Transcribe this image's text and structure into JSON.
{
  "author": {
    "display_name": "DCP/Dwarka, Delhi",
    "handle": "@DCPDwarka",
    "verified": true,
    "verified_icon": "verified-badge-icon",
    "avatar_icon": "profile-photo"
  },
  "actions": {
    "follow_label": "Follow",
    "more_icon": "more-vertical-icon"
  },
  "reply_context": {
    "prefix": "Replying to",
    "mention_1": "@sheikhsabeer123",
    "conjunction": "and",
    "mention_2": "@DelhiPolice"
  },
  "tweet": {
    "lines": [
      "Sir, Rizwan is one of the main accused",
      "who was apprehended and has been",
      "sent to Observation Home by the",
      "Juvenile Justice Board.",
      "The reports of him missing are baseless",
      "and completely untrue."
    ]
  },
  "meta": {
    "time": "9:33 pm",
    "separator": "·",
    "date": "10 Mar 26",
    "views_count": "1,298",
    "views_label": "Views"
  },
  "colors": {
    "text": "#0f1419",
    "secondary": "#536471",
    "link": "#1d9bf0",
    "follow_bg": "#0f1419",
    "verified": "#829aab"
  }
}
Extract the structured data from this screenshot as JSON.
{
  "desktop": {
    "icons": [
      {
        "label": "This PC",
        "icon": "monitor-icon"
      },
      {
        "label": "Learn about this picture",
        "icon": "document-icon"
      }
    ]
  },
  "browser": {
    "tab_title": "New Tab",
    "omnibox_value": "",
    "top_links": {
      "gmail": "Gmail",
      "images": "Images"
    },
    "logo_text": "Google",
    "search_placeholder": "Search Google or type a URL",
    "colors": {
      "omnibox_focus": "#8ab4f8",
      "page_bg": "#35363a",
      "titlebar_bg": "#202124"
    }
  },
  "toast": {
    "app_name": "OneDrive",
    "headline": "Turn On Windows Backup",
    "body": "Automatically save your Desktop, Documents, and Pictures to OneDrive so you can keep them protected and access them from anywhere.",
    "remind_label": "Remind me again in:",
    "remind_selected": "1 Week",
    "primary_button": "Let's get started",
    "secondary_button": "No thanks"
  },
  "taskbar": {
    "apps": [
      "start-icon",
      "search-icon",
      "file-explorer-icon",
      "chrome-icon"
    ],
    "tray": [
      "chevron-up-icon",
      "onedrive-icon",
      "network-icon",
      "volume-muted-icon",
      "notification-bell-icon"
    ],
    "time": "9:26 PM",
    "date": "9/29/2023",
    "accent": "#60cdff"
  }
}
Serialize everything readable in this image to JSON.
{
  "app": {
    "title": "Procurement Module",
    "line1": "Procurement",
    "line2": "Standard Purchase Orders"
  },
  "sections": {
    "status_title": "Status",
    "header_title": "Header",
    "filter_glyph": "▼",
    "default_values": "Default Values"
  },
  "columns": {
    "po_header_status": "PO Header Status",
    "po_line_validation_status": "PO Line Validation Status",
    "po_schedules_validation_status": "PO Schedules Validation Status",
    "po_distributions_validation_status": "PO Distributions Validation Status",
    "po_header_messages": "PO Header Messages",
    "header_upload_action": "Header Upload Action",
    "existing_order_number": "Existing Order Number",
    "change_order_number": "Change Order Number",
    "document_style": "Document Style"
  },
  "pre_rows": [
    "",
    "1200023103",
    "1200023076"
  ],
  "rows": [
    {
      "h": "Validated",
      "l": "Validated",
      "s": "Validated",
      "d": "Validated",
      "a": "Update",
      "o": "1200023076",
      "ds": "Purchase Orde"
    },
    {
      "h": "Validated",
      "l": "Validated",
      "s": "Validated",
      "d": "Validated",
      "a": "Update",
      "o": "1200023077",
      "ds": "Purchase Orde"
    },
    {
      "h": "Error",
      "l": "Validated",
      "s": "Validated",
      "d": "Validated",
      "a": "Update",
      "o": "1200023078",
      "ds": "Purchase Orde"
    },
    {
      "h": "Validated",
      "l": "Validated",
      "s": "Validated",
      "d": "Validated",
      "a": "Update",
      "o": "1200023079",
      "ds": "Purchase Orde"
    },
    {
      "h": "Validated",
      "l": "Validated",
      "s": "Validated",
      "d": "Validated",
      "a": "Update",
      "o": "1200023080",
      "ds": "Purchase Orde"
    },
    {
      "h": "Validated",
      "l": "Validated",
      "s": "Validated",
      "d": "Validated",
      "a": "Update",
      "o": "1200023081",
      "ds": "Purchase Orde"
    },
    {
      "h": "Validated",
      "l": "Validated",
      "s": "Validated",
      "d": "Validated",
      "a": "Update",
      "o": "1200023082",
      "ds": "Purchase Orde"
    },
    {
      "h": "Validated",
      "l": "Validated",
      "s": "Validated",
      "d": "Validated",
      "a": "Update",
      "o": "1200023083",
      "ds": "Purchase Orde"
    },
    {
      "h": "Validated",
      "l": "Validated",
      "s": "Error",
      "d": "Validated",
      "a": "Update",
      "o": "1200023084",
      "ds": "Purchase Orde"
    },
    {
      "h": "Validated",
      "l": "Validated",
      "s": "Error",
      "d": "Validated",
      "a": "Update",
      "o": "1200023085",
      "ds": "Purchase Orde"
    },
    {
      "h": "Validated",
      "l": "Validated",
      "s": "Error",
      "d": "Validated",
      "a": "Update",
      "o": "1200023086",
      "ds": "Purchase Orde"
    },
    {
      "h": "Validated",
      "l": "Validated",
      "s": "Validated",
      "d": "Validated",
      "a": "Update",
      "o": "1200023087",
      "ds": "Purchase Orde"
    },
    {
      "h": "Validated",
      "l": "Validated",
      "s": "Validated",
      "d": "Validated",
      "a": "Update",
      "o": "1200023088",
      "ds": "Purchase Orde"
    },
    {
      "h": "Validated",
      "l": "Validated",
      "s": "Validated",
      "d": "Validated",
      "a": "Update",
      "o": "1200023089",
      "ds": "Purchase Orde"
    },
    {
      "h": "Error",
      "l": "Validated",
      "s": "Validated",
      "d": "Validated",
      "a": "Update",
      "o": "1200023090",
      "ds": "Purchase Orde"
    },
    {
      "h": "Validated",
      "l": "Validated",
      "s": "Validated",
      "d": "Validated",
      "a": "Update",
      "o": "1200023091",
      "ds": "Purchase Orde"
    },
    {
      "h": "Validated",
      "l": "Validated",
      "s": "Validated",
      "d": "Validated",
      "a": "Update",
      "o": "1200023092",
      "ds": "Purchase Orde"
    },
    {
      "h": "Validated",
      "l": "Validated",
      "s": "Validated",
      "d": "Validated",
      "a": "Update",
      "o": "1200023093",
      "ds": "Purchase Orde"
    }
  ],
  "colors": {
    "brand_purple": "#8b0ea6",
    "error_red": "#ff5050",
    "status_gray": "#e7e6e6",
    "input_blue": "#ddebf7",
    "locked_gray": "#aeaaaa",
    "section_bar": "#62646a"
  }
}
____________
• What is required: Type out the whole listing above again, exactly as it stands.

• Worked answer:
Transcribe this image's text and structure into JSON.
{
  "author": {
    "display_name": "DCP/Dwarka, Delhi",
    "handle": "@DCPDwarka",
    "verified": true,
    "verified_icon": "verified-badge-icon",
    "avatar_icon": "profile-photo"
  },
  "actions": {
    "follow_label": "Follow",
    "more_icon": "more-vertical-icon"
  },
  "reply_context": {
    "prefix": "Replying to",
    "mention_1": "@sheikhsabeer123",
    "conjunction": "and",
    "mention_2": "@DelhiPolice"
  },
  "tweet": {
    "lines": [
      "Sir, Rizwan is one of the main accused",
      "who was apprehended and has been",
      "sent to Observation Home by the",
      "Juvenile Justice Board.",
      "The reports of him missing are baseless",
      "and completely untrue."
    ]
  },
  "meta": {
    "time": "9:33 pm",
    "separator": "·",
    "date": "10 Mar 26",
    "views_count": "1,298",
    "views_label": "Views"
  },
  "colors": {
    "text": "#0f1419",
    "secondary": "#536471",
    "link": "#1d9bf0",
    "follow_bg": "#0f1419",
    "verified": "#829aab"
  }
}
Extract the structured data from this screenshot as JSON.
{
  "desktop": {
    "icons": [
      {
        "label": "This PC",
        "icon": "monitor-icon"
      },
      {
        "label": "Learn about this picture",
        "icon": "document-icon"
      }
    ]
  },
  "browser": {
    "tab_title": "New Tab",
    "omnibox_value": "",
    "top_links": {
      "gmail": "Gmail",
      "images": "Images"
    },
    "logo_text": "Google",
    "search_placeholder": "Search Google or type a URL",
    "colors": {
      "omnibox_focus": "#8ab4f8",
      "page_bg": "#35363a",
      "titlebar_bg": "#202124"
    }
  },
  "toast": {
    "app_name": "OneDrive",
    "headline": "Turn On Windows Backup",
    "body": "Automatically save your Desktop, Documents, and Pictures to OneDrive so you can keep them protected and access them from anywhere.",
    "remind_label": "Remind me again in:",
    "remind_selected": "1 Week",
    "primary_button": "Let's get started",
    "secondary_button": "No thanks"
  },
  "taskbar": {
    "apps": [
      "start-icon",
      "search-icon",
      "file-explorer-icon",
      "chrome-icon"
    ],
    "tray": [
      "chevron-up-icon",
      "onedrive-icon",
      "network-icon",
      "volume-muted-icon",
      "notification-bell-icon"
    ],
    "time": "9:26 PM",
    "date": "9/29/2023",
    "accent": "#60cdff"
  }
}
Serialize everything readable in this image to JSON.
{
  "app": {
    "title": "Procurement Module",
    "line1": "Procurement",
    "line2": "Standard Purchase Orders"
  },
  "sections": {
    "status_title": "Status",
    "header_title": "Header",
    "filter_glyph": "▼",
    "default_values": "Default Values"
  },
  "columns": {
    "po_header_status": "PO Header Status",
    "po_line_validation_status": "PO Line Validation Status",
    "po_schedules_validation_status": "PO Schedules Validation Status",
    "po_distributions_validation_status": "PO Distributions Validation Status",
    "po_header_messages": "PO Header Messages",
    "header_upload_action": "Header Upload Action",
    "existing_order_number": "Existing Order Number",
    "change_order_number": "Change Order Number",
    "document_style": "Document Style"
  },
  "pre_rows": [
    "",
    "1200023103",
    "1200023076"
  ],
  "rows": [
    {
      "h": "Validated",
      "l": "Validated",
      "s": "Validated",
      "d": "Validated",
      "a": "Update",
      "o": "1200023076",
      "ds": "Purchase Orde"
    },
    {
      "h": "Validated",
      "l": "Validated",
      "s": "Validated",
      "d": "Validated",
      "a": "Update",
      "o": "1200023077",
      "ds": "Purchase Orde"
    },
    {
      "h": "Error",
      "l": "Validated",
      "s": "Validated",
      "d": "Validated",
      "a": "Update",
      "o": "1200023078",
      "ds": "Purchase Orde"
    },
    {
      "h": "Validated",
      "l": "Validated",
      "s": "Validated",
      "d": "Validated",
      "a": "Update",
      "o": "1200023079",
      "ds": "Purchase Orde"
    },
    {
      "h": "Validated",
      "l": "Validated",
      "s": "Validated",
      "d": "Validated",
      "a": "Update",
      "o": "1200023080",
      "ds": "Purchase Orde"
    },
    {
      "h": "Validated",
      "l": "Validated",
      "s": "Validated",
      "d": "Validated",
      "a": "Update",
      "o": "1200023081",
      "ds": "Purchase Orde"
    },
    {
      "h": "Validated",
      "l": "Validated",
      "s": "Validated",
      "d": "Validated",
      "a": "Update",
      "o": "1200023082",
      "ds": "Purchase Orde"
    },
    {
      "h": "Validated",
      "l": "Validated",
      "s": "Validated",
      "d": "Validated",
      "a": "Update",
      "o": "1200023083",
      "ds": "Purchase Orde"
    },
    {
      "h": "Validated",
      "l": "Validated",
      "s": "Error",
      "d": "Validated",
      "a": "Update",
      "o": "1200023084",
      "ds": "Purchase Orde"
    },
    {
      "h": "Validated",
      "l": "Validated",
      "s": "Error",
      "d": "Validated",
      "a": "Update",
      "o": "1200023085",
      "ds": "Purchase Orde"
    },
    {
      "h": "Validated",
      "l": "Validated",
      "s": "Error",
      "d": "Validated",
      "a": "Update",
      "o": "1200023086",
      "ds": "Purchase Orde"
    },
    {
      "h": "Validated",
      "l": "Validated",
      "s": "Validated",
      "d": "Validated",
      "a": "Update",
      "o": "1200023087",
      "ds": "Purchase Orde"
    },
    {
      "h": "Validated",
      "l": "Validated",
      "s": "Validated",
      "d": "Validated",
      "a": "Update",
      "o": "1200023088",
      "ds": "Purchase Orde"
    },
    {
      "h": "Validated",
      "l": "Validated",
      "s": "Validated",
      "d": "Validated",
      "a": "Update",
      "o": "1200023089",
      "ds": "Purchase Orde"
    },
    {
      "h": "Error",
      "l": "Validated",
      "s": "Validated",
      "d": "Validated",
      "a": "Update",
      "o": "1200023090",
      "ds": "Purchase Orde"
    },
    {
      "h": "Validated",
      "l": "Validated",
      "s": "Validated",
      "d": "Validated",
      "a": "Update",
      "o": "1200023091",
      "ds": "Purchase Orde"
    },
    {
      "h": "Validated",
      "l": "Validated",
      "s": "Validated",
      "d": "Validated",
      "a": "Update",
      "o": "1200023092",
      "ds": "Purchase Orde"
    },
    {
      "h": "Validated",
      "l": "Validated",
      "s": "Validated",
      "d": "Validated",
      "a": "Update",
      "o": "1200023093",
      "ds": "Purchase Orde"
    }
  ],
  "colors": {
    "brand_purple": "#8b0ea6",
    "error_red": "#ff5050",
    "status_gray": "#e7e6e6",
    "input_blue": "#ddebf7",
    "locked_gray": "#aeaaaa",
    "section_bar": "#62646a"
  }
}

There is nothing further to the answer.